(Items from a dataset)
►
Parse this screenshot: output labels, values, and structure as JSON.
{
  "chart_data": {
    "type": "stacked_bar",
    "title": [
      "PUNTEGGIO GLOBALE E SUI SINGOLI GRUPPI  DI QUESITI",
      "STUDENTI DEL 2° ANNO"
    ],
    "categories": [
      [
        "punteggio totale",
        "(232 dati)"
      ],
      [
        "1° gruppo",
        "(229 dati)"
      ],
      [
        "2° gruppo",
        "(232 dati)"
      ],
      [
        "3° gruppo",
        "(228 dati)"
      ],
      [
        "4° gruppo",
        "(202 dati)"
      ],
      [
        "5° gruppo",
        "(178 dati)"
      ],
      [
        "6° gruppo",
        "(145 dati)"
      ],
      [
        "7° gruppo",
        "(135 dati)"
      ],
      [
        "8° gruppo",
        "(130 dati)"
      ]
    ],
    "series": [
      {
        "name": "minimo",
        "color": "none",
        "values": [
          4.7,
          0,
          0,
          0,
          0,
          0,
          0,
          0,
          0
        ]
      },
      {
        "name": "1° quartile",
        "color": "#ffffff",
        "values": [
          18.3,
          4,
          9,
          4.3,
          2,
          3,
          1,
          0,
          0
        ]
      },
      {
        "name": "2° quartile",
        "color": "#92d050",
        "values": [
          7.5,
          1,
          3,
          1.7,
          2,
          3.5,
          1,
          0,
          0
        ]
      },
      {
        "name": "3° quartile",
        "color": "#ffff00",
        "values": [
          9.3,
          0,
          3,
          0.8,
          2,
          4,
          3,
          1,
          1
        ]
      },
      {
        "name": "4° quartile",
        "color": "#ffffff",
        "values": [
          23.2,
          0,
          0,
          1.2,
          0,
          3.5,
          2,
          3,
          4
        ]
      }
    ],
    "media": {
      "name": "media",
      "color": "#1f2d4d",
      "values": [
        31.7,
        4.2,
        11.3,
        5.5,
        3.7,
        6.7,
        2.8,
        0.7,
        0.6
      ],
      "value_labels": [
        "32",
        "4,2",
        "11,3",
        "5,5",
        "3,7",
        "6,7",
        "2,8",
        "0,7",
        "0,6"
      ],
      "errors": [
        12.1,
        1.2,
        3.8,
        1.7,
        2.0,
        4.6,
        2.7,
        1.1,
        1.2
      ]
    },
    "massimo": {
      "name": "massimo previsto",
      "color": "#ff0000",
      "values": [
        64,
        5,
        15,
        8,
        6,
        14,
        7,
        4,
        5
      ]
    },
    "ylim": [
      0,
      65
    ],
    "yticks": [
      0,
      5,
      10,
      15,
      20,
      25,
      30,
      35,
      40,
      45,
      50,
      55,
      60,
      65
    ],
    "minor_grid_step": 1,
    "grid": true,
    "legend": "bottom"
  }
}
◄
» **Problem to work on**: Repeat the records above exactly, from the first line to the last.

» **Output of the exercise**:
Parse this screenshot: output labels, values, and structure as JSON.
{
  "chart_data": {
    "type": "stacked_bar",
    "title": [
      "PUNTEGGIO GLOBALE E SUI SINGOLI GRUPPI  DI QUESITI",
      "STUDENTI DEL 2° ANNO"
    ],
    "categories": [
      [
        "punteggio totale",
        "(232 dati)"
      ],
      [
        "1° gruppo",
        "(229 dati)"
      ],
      [
        "2° gruppo",
        "(232 dati)"
      ],
      [
        "3° gruppo",
        "(228 dati)"
      ],
      [
        "4° gruppo",
        "(202 dati)"
      ],
      [
        "5° gruppo",
        "(178 dati)"
      ],
      [
        "6° gruppo",
        "(145 dati)"
      ],
      [
        "7° gruppo",
        "(135 dati)"
      ],
      [
        "8° gruppo",
        "(130 dati)"
      ]
    ],
    "series": [
      {
        "name": "minimo",
        "color": "none",
        "values": [
          4.7,
          0,
          0,
          0,
          0,
          0,
          0,
          0,
          0
        ]
      },
      {
        "name": "1° quartile",
        "color": "#ffffff",
        "values": [
          18.3,
          4,
          9,
          4.3,
          2,
          3,
          1,
          0,
          0
        ]
      },
      {
        "name": "2° quartile",
        "color": "#92d050",
        "values": [
          7.5,
          1,
          3,
          1.7,
          2,
          3.5,
          1,
          0,
          0
        ]
      },
      {
        "name": "3° quartile",
        "color": "#ffff00",
        "values": [
          9.3,
          0,
          3,
          0.8,
          2,
          4,
          3,
          1,
          1
        ]
      },
      {
        "name": "4° quartile",
        "color": "#ffffff",
        "values": [
          23.2,
          0,
          0,
          1.2,
          0,
          3.5,
          2,
          3,
          4
        ]
      }
    ],
    "media": {
      "name": "media",
      "color": "#1f2d4d",
      "values": [
        31.7,
        4.2,
        11.3,
        5.5,
        3.7,
        6.7,
        2.8,
        0.7,
        0.6
      ],
      "value_labels": [
        "32",
        "4,2",
        "11,3",
        "5,5",
        "3,7",
        "6,7",
        "2,8",
        "0,7",
        "0,6"
      ],
      "errors": [
        12.1,
        1.2,
        3.8,
        1.7,
        2.0,
        4.6,
        2.7,
        1.1,
        1.2
      ]
    },
    "massimo": {
      "name": "massimo previsto",
      "color": "#ff0000",
      "values": [
        64,
        5,
        15,
        8,
        6,
        14,
        7,
        4,
        5
      ]
    },
    "ylim": [
      0,
      65
    ],
    "yticks": [
      0,
      5,
      10,
      15,
      20,
      25,
      30,
      35,
      40,
      45,
      50,
      55,
      60,
      65
    ],
    "minor_grid_step": 1,
    "grid": true,
    "legend": "bottom"
  }
}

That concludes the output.